Written task :: Copy the listing verbatim from the line containing "hand badge 1: MANOS: [266, 126, 286, 132]" through the line containing "surgical hand washing block: LAS", including both of those lines.

Data for the task ::
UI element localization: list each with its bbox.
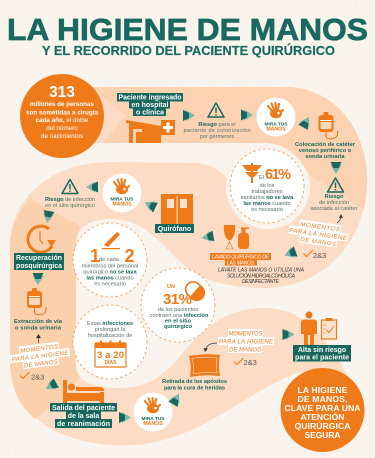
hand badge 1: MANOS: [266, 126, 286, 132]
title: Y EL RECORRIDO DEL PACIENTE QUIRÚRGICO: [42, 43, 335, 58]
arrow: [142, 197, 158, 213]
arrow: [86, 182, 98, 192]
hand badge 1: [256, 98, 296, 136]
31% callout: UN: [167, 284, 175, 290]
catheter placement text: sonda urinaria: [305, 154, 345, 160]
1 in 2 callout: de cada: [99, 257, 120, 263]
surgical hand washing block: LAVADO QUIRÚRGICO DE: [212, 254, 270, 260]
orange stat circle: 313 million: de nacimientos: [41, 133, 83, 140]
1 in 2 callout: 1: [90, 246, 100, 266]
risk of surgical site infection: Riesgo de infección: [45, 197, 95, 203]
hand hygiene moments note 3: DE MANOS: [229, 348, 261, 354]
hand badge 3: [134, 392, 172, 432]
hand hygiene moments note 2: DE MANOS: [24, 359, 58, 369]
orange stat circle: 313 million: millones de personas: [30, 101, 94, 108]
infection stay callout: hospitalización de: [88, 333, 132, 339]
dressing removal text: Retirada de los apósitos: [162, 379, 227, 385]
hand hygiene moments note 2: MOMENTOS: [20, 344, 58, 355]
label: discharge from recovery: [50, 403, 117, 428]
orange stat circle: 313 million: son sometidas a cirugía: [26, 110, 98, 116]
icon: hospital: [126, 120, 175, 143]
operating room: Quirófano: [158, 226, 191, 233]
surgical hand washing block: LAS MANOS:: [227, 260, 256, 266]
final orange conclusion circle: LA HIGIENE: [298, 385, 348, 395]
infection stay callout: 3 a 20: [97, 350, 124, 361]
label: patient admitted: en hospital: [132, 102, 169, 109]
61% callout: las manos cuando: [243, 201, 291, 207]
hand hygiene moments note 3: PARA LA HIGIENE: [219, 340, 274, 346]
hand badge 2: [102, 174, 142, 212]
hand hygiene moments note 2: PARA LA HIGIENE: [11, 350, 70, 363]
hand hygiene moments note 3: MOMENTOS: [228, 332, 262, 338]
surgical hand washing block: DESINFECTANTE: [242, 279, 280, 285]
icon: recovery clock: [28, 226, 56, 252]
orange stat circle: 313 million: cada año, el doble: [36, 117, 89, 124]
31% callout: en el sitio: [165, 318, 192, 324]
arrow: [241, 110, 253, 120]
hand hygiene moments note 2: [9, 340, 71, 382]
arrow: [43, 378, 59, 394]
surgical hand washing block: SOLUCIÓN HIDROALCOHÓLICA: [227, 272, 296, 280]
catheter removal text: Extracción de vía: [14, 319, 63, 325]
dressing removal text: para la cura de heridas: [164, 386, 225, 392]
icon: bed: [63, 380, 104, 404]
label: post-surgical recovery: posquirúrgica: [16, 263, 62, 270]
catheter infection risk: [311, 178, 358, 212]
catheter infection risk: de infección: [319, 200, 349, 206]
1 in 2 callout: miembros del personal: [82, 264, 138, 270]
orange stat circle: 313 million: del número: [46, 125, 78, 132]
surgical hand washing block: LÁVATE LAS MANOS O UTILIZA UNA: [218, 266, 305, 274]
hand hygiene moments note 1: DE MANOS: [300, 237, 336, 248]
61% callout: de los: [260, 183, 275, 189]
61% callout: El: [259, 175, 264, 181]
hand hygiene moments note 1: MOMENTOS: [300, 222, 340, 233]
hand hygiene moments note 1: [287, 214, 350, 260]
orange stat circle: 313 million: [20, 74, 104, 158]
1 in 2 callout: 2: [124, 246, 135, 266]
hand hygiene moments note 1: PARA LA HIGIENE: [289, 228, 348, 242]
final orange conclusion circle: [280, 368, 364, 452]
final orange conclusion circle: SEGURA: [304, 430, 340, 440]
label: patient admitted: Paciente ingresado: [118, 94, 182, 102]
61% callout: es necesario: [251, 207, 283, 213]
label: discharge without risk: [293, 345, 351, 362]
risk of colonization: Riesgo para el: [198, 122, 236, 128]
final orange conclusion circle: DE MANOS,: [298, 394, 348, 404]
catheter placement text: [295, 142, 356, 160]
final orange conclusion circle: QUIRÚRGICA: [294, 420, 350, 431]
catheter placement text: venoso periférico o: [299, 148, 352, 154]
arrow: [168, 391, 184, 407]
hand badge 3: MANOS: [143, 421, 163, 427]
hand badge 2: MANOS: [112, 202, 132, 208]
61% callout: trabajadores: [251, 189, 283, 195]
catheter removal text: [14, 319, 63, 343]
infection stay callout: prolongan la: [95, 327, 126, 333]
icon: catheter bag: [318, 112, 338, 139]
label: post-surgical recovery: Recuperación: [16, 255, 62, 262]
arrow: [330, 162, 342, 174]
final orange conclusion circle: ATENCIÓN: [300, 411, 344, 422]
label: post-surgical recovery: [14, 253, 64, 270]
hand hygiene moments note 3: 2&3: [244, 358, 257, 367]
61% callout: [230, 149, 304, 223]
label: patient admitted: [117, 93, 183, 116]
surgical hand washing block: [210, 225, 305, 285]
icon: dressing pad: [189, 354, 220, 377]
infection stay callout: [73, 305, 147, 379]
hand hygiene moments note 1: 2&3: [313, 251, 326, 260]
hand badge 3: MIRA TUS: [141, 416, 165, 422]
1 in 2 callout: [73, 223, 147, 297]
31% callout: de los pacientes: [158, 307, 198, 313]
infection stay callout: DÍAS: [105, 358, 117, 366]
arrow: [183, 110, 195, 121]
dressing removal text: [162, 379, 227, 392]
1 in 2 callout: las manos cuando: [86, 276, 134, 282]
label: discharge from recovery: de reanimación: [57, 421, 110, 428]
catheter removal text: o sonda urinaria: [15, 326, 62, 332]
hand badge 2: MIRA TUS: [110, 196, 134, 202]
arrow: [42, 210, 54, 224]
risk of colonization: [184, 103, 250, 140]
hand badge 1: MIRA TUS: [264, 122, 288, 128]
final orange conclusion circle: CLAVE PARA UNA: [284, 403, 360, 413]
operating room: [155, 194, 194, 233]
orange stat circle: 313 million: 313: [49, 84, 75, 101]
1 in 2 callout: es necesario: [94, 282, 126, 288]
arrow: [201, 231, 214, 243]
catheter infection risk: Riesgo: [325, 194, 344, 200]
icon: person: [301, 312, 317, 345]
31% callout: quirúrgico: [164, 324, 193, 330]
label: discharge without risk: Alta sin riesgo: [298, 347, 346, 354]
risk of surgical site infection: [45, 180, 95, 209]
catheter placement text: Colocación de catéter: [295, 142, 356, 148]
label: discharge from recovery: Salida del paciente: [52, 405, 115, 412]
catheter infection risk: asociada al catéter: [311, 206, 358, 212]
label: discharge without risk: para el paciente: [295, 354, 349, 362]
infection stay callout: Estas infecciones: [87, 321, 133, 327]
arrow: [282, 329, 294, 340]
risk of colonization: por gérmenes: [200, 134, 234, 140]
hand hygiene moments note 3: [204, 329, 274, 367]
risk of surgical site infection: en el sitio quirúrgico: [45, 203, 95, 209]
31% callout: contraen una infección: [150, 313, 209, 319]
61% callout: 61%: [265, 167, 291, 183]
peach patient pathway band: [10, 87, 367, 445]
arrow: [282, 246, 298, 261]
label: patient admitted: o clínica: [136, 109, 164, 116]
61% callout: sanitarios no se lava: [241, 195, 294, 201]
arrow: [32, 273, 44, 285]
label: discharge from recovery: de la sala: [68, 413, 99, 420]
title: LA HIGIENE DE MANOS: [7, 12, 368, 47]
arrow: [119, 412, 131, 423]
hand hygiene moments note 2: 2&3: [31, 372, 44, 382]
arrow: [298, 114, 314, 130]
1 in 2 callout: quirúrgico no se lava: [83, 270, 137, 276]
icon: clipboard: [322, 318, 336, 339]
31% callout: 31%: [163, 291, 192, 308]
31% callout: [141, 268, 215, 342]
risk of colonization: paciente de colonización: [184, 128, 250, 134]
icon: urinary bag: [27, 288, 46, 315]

Solution to this exercise ::
hand badge 1: MANOS: [266, 126, 286, 132]
title: Y EL RECORRIDO DEL PACIENTE QUIRÚRGICO: [42, 43, 335, 58]
arrow: [142, 197, 158, 213]
arrow: [86, 182, 98, 192]
hand badge 1: [256, 98, 296, 136]
31% callout: UN: [167, 284, 175, 290]
catheter placement text: sonda urinaria: [305, 154, 345, 160]
1 in 2 callout: de cada: [99, 257, 120, 263]
surgical hand washing block: LAVADO QUIRÚRGICO DE: [212, 254, 270, 260]
orange stat circle: 313 million: de nacimientos: [41, 133, 83, 140]
1 in 2 callout: 1: [90, 246, 100, 266]
risk of surgical site infection: Riesgo de infección: [45, 197, 95, 203]
hand hygiene moments note 3: DE MANOS: [229, 348, 261, 354]
hand badge 3: [134, 392, 172, 432]
hand hygiene moments note 2: DE MANOS: [24, 359, 58, 369]
orange stat circle: 313 million: millones de personas: [30, 101, 94, 108]
infection stay callout: hospitalización de: [88, 333, 132, 339]
dressing removal text: Retirada de los apósitos: [162, 379, 227, 385]
hand hygiene moments note 2: MOMENTOS: [20, 344, 58, 355]
label: discharge from recovery: [50, 403, 117, 428]
orange stat circle: 313 million: son sometidas a cirugía: [26, 110, 98, 116]
icon: hospital: [126, 120, 175, 143]
operating room: Quirófano: [158, 226, 191, 233]
surgical hand washing block: LAS MANOS:: [227, 260, 256, 266]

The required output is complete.